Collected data
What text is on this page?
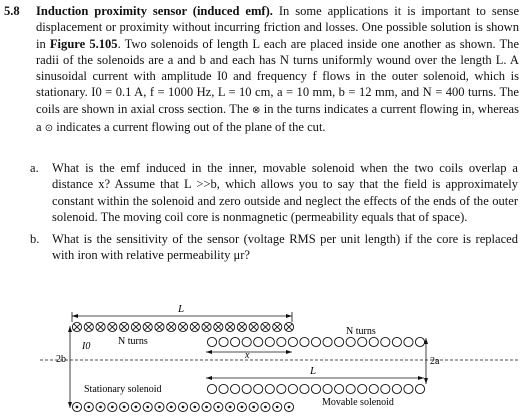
5.8 Induction proximity sensor (induced emf). In some applications it is important to sense displacement or proximity without incurring friction and losses. One possible solution is shown in Figure 5.105. Two solenoids of length L each are placed inside one another as shown. The radii of the solenoids are a and b and each has N turns uniformly wound over the length L. A sinusoidal current with amplitude I0 and frequency f flows in the outer solenoid, which is stationary. I0 = 0.1 A, f = 1000 Hz, L = 10 cm, a = 10 mm, b = 12 mm, and N = 400 turns. The coils are shown in axial cross section. The ⊗ in the turns indicates a current flowing in, whereas a ⊙ indicates a current flowing out of the plane of the cut.
a. What is the emf induced in the inner, movable solenoid when the two coils overlap a distance x? Assume that L >>b, which allows you to say that the field is approximately constant within the solenoid and zero outside and neglect the effects of the ends of the outer solenoid. The moving coil core is nonmagnetic (permeability equals that of space).
b. What is the sensitivity of the sensor (voltage RMS per unit length) if the core is replaced with iron with relative permeability μr?
L
I0	N turns
N turns
2b	x
L
2a
Stationary solenoid
Movable solenoid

Set problem:
Quote the records above exactly, leaving out any pictures.

Exercise result:
What text is on this page?
5.8 Induction proximity sensor (induced emf). In some applications it is important to sense displacement or proximity without incurring friction and losses. One possible solution is shown in Figure 5.105. Two solenoids of length L each are placed inside one another as shown. The radii of the solenoids are a and b and each has N turns uniformly wound over the length L. A sinusoidal current with amplitude I0 and frequency f flows in the outer solenoid, which is stationary. I0 = 0.1 A, f = 1000 Hz, L = 10 cm, a = 10 mm, b = 12 mm, and N = 400 turns. The coils are shown in axial cross section. The ⊗ in the turns indicates a current flowing in, whereas a ⊙ indicates a current flowing out of the plane of the cut.
a. What is the emf induced in the inner, movable solenoid when the two coils overlap a distance x? Assume that L >>b, which allows you to say that the field is approximately constant within the solenoid and zero outside and neglect the effects of the ends of the outer solenoid. The moving coil core is nonmagnetic (permeability equals that of space).
b. What is the sensitivity of the sensor (voltage RMS per unit length) if the core is replaced with iron with relative permeability μr?
L
I0	N turns
N turns
2b	x
L
2a
Stationary solenoid
Movable solenoid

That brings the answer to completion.